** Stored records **
★ ★ ★ ★

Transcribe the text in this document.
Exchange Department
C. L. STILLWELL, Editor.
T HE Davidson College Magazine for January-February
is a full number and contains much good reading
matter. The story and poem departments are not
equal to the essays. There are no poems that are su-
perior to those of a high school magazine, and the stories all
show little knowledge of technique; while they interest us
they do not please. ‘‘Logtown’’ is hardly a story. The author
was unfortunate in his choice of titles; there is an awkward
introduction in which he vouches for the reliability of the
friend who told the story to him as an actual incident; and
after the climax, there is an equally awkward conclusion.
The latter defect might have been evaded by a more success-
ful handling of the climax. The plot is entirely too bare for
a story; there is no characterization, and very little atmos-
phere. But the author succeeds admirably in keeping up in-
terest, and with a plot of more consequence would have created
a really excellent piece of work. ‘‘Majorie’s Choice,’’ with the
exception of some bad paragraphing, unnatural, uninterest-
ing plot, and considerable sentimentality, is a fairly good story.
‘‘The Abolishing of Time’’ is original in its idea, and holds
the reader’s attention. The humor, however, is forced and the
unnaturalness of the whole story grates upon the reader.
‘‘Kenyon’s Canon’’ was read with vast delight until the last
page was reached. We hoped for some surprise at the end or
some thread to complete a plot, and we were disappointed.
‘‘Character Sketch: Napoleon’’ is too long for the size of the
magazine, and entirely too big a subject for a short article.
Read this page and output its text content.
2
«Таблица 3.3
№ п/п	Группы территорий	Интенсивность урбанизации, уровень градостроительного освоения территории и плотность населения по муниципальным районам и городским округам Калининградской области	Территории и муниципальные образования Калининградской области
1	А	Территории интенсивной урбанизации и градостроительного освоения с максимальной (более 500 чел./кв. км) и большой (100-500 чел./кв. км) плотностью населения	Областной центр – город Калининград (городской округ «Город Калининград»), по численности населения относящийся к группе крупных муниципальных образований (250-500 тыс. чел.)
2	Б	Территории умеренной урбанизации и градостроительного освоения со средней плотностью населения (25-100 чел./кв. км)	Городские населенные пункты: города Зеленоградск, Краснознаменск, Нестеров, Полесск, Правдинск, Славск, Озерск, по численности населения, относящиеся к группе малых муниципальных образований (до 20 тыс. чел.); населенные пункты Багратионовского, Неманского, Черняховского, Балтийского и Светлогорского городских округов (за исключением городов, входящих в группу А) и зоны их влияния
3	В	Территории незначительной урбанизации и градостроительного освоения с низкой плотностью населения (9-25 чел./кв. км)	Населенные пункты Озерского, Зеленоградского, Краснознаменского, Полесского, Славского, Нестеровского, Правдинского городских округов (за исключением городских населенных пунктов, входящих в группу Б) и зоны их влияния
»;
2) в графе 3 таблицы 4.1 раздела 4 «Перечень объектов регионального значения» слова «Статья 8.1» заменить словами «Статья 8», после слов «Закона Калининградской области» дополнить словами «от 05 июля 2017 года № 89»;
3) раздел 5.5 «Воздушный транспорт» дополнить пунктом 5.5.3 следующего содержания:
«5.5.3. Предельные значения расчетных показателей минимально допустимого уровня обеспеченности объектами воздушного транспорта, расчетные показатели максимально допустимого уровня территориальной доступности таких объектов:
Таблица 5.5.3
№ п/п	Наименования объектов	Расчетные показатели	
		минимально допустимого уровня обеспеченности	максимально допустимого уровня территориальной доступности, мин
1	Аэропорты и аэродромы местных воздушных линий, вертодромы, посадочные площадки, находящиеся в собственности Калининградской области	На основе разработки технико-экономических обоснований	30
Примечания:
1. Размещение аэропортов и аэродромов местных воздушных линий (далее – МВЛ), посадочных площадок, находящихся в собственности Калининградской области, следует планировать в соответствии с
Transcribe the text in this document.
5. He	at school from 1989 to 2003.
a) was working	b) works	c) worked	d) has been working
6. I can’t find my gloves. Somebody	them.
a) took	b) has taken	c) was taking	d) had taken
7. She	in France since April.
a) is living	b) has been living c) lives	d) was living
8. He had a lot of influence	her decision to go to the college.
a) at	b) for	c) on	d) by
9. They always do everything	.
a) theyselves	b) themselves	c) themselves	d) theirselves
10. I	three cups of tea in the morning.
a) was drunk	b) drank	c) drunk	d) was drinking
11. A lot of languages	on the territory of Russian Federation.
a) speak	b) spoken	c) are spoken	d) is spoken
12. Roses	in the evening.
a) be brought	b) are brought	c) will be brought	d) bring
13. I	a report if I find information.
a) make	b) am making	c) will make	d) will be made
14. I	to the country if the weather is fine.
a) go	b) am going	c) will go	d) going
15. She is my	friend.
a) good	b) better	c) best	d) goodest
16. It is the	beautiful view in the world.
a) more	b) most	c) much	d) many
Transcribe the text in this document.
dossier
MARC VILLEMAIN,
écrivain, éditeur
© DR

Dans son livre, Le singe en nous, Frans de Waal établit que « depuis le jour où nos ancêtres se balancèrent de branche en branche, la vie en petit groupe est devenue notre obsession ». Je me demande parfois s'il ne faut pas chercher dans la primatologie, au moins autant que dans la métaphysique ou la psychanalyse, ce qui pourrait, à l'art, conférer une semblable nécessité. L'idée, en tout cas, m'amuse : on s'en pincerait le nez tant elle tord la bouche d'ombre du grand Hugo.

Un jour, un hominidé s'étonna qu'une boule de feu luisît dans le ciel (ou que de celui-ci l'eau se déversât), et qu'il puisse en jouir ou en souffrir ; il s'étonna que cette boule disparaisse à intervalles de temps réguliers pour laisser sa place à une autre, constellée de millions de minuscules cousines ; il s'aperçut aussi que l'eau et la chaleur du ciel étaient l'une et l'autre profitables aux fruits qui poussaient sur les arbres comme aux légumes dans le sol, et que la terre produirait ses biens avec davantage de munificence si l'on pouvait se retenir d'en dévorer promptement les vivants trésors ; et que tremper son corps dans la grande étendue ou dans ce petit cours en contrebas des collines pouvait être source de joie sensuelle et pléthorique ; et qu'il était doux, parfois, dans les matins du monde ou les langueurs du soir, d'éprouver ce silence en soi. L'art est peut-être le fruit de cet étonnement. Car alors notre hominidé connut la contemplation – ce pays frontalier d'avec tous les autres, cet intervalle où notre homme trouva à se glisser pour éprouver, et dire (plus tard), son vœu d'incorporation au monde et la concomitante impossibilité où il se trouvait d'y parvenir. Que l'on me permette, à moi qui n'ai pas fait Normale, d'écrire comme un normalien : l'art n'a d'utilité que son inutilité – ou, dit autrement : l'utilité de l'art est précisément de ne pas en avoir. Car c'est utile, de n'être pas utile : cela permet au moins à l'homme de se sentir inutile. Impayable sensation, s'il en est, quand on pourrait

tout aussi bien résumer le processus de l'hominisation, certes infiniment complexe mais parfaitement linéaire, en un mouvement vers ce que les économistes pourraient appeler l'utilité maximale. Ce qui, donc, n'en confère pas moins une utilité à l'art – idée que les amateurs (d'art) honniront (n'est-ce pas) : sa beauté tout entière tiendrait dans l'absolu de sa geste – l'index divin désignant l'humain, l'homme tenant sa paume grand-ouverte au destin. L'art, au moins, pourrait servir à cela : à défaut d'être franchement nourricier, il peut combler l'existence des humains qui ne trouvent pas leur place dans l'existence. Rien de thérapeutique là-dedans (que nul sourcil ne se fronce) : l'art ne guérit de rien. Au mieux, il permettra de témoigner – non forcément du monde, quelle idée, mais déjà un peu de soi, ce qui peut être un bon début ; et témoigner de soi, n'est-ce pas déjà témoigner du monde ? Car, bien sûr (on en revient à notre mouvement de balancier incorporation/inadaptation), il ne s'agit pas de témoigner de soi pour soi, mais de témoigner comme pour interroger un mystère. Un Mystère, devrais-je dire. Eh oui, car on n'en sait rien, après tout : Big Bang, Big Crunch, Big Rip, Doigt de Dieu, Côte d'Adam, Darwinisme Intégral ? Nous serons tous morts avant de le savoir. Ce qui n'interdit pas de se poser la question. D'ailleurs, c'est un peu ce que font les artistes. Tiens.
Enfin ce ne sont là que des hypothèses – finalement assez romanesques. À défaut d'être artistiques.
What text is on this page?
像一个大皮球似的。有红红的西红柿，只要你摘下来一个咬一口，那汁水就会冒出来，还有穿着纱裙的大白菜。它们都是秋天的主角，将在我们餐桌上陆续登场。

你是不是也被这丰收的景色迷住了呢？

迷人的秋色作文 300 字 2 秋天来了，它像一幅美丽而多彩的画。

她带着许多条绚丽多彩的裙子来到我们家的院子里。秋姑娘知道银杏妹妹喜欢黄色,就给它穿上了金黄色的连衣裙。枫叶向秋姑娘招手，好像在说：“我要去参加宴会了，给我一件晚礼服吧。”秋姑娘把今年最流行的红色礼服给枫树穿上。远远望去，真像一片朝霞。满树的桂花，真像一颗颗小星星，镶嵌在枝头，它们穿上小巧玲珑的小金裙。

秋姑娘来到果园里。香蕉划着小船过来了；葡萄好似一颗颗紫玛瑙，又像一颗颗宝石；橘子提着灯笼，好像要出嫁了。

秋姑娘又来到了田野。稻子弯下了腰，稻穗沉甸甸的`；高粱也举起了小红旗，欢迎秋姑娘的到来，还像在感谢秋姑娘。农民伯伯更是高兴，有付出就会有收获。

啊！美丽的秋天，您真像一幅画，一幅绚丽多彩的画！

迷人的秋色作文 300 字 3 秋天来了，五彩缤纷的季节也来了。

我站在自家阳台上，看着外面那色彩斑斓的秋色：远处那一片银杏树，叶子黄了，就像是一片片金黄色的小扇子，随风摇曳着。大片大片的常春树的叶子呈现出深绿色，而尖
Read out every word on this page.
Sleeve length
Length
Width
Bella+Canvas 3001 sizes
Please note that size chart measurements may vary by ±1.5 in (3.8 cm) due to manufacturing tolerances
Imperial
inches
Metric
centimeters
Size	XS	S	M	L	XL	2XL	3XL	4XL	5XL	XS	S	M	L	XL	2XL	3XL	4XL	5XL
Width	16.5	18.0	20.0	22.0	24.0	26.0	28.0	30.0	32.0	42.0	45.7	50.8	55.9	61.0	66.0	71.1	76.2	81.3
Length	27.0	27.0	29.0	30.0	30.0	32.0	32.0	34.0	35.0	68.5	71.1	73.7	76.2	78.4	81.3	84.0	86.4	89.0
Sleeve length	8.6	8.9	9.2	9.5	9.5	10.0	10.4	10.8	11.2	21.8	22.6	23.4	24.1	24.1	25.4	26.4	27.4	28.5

★ ★ ★ ★

** THE TASK **
Gather from the data above every line with the string "reader".

** SOLUTION BELOW **
the reader’s attention. The humor, however, is forced and the
unnaturalness of the whole story grates upon the reader.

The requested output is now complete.